**OBJECTIVE:**
Assemble all lines in which the string "text" appears.

>> START DATA FOR THE TASK

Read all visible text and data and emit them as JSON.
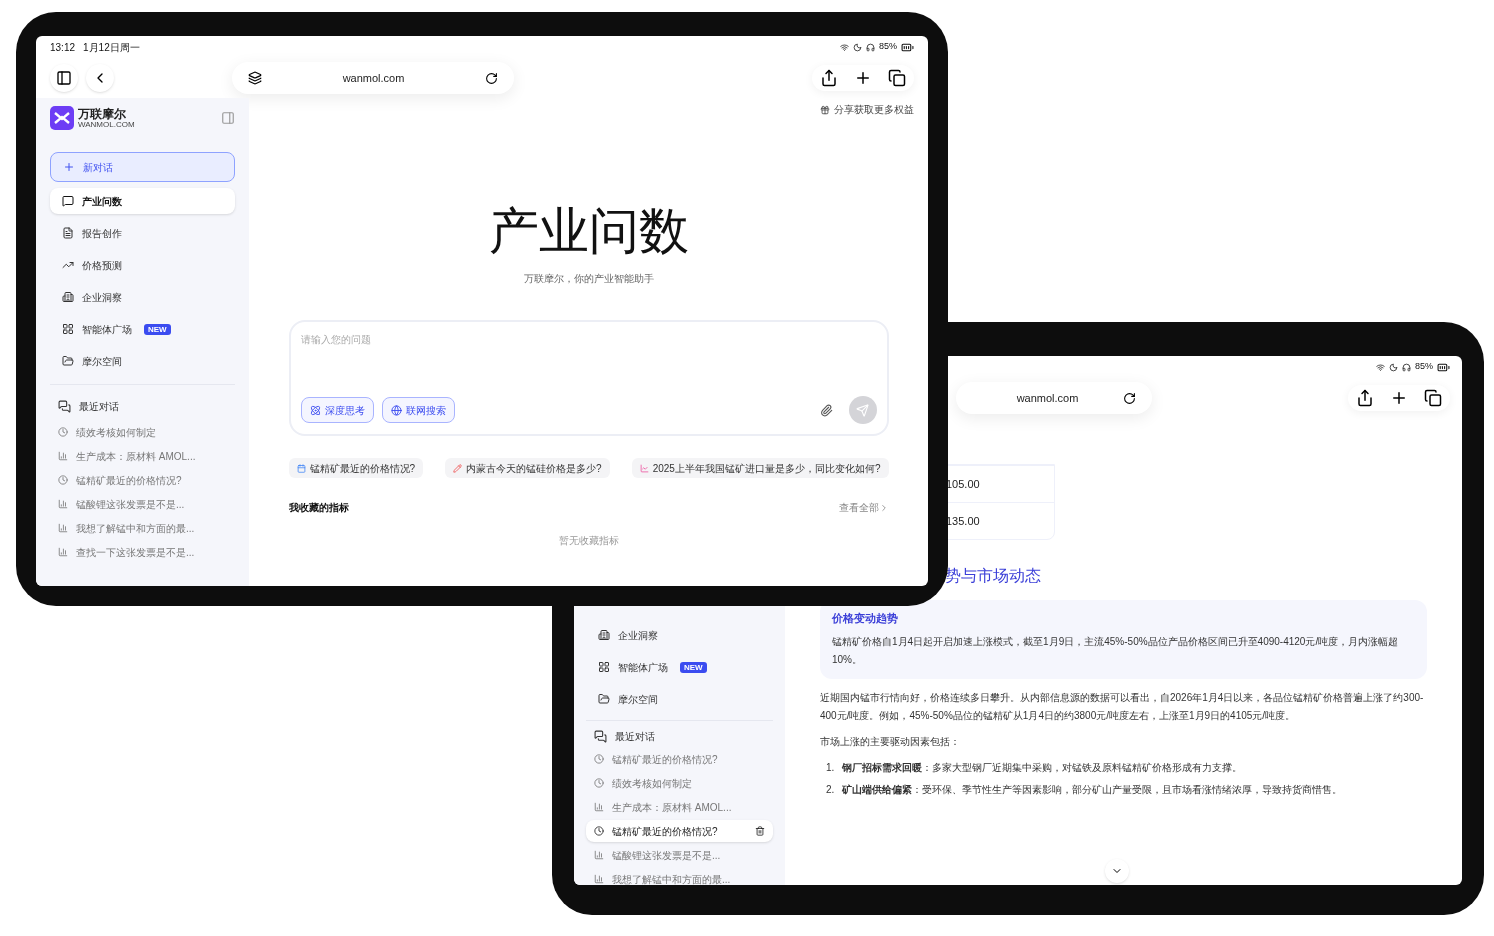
{
  "front": {
    "status": {
      "time": "13:12",
      "date": "1月12日周一",
      "battery": "85%"
    },
    "url": "wanmol.com",
    "brand": {
      "name": "万联摩尔",
      "domain": "WANMOL.COM"
    },
    "new_chat": "新对话",
    "nav": [
      {
        "label": "产业问数",
        "selected": true
      },
      {
        "label": "报告创作",
        "selected": false
      },
      {
        "label": "价格预测",
        "selected": false
      },
      {
        "label": "企业洞察",
        "selected": false
      },
      {
        "label": "智能体广场",
        "selected": false,
        "badge": "NEW"
      },
      {
        "label": "摩尔空间",
        "selected": false
      }
    ],
    "recent_title": "最近对话",
    "history": [
      {
        "label": "绩效考核如何制定",
        "kind": "chat"
      },
      {
        "label": "生产成本：原材料 AMOL...",
        "kind": "report"
      },
      {
        "label": "锰精矿最近的价格情况?",
        "kind": "chat"
      },
      {
        "label": "锰酸锂这张发票是不是...",
        "kind": "report"
      },
      {
        "label": "我想了解锰中和方面的最...",
        "kind": "report"
      },
      {
        "label": "查找一下这张发票是不是...",
        "kind": "report"
      }
    ],
    "share": "分享获取更多权益",
    "hero": {
      "title": "产业问数",
      "subtitle": "万联摩尔，你的产业智能助手"
    },
    "input": {
      "placeholder": "请输入您的问题"
    },
    "modes": [
      {
        "label": "深度思考",
        "kind": "think"
      },
      {
        "label": "联网搜索",
        "kind": "web"
      }
    ],
    "suggestions": [
      {
        "label": "锰精矿最近的价格情况?",
        "kind": "calendar"
      },
      {
        "label": "内蒙古今天的锰硅价格是多少?",
        "kind": "pen"
      },
      {
        "label": "2025上半年我国锰矿进口量是多少，同比变化如何?",
        "kind": "trend"
      }
    ],
    "favorites": {
      "title": "我收藏的指标",
      "link": "查看全部",
      "empty": "暂无收藏指标"
    }
  },
  "back": {
    "status": {
      "battery": "85%"
    },
    "url": "wanmol.com",
    "nav": [
      {
        "label": "企业洞察"
      },
      {
        "label": "智能体广场",
        "badge": "NEW"
      },
      {
        "label": "摩尔空间"
      }
    ],
    "recent_title": "最近对话",
    "history": [
      {
        "label": "锰精矿最近的价格情况?",
        "kind": "chat",
        "selected": false
      },
      {
        "label": "绩效考核如何制定",
        "kind": "chat",
        "selected": false
      },
      {
        "label": "生产成本：原材料 AMOL...",
        "kind": "report",
        "selected": false
      },
      {
        "label": "锰精矿最近的价格情况?",
        "kind": "chat",
        "selected": true
      },
      {
        "label": "锰酸锂这张发票是不是...",
        "kind": "report",
        "selected": false
      },
      {
        "label": "我想了解锰中和方面的最...",
        "kind": "report",
        "selected": false
      }
    ],
    "table_cells": [
      "105.00",
      "135.00"
    ],
    "heading": "势与市场动态",
    "card": {
      "title": "价格变动趋势",
      "text": "锰精矿价格自1月4日起开启加速上涨模式，截至1月9日，主流45%-50%品位产品价格区间已升至4090-4120元/吨度，月内涨幅超10%。"
    },
    "paragraphs": [
      "近期国内锰市行情向好，价格连续多日攀升。从内部信息源的数据可以看出，自2026年1月4日以来，各品位锰精矿价格普遍上涨了约300-400元/吨度。例如，45%-50%品位的锰精矿从1月4日的约3800元/吨度左右，上涨至1月9日的4105元/吨度。",
      "市场上涨的主要驱动因素包括："
    ],
    "list": [
      {
        "number": "1.",
        "text": "**钢厂招标需求回暖**：多家大型钢厂近期集中采购，对锰铁及原料锰精矿价格形成有力支撑。"
      },
      {
        "number": "2.",
        "text": "**矿山端供给偏紧**：受环保、季节性生产等因素影响，部分矿山产量受限，且市场看涨情绪浓厚，导致持货商惜售。"
      }
    ]
  }
}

>> END DATA FOR THE TASK

**OUTPUT:**
Read all visible text and data and emit them as JSON.
      "text": "锰精矿价格自1月4日起开启加速上涨模式，截至1月9日，主流45%-50%品位产品价格区间已升至4090-4120元/吨度，月内涨幅超10%。"
        "text": "**钢厂招标需求回暖**：多家大型钢厂近期集中采购，对锰铁及原料锰精矿价格形成有力支撑。"
        "text": "**矿山端供给偏紧**：受环保、季节性生产等因素影响，部分矿山产量受限，且市场看涨情绪浓厚，导致持货商惜售。"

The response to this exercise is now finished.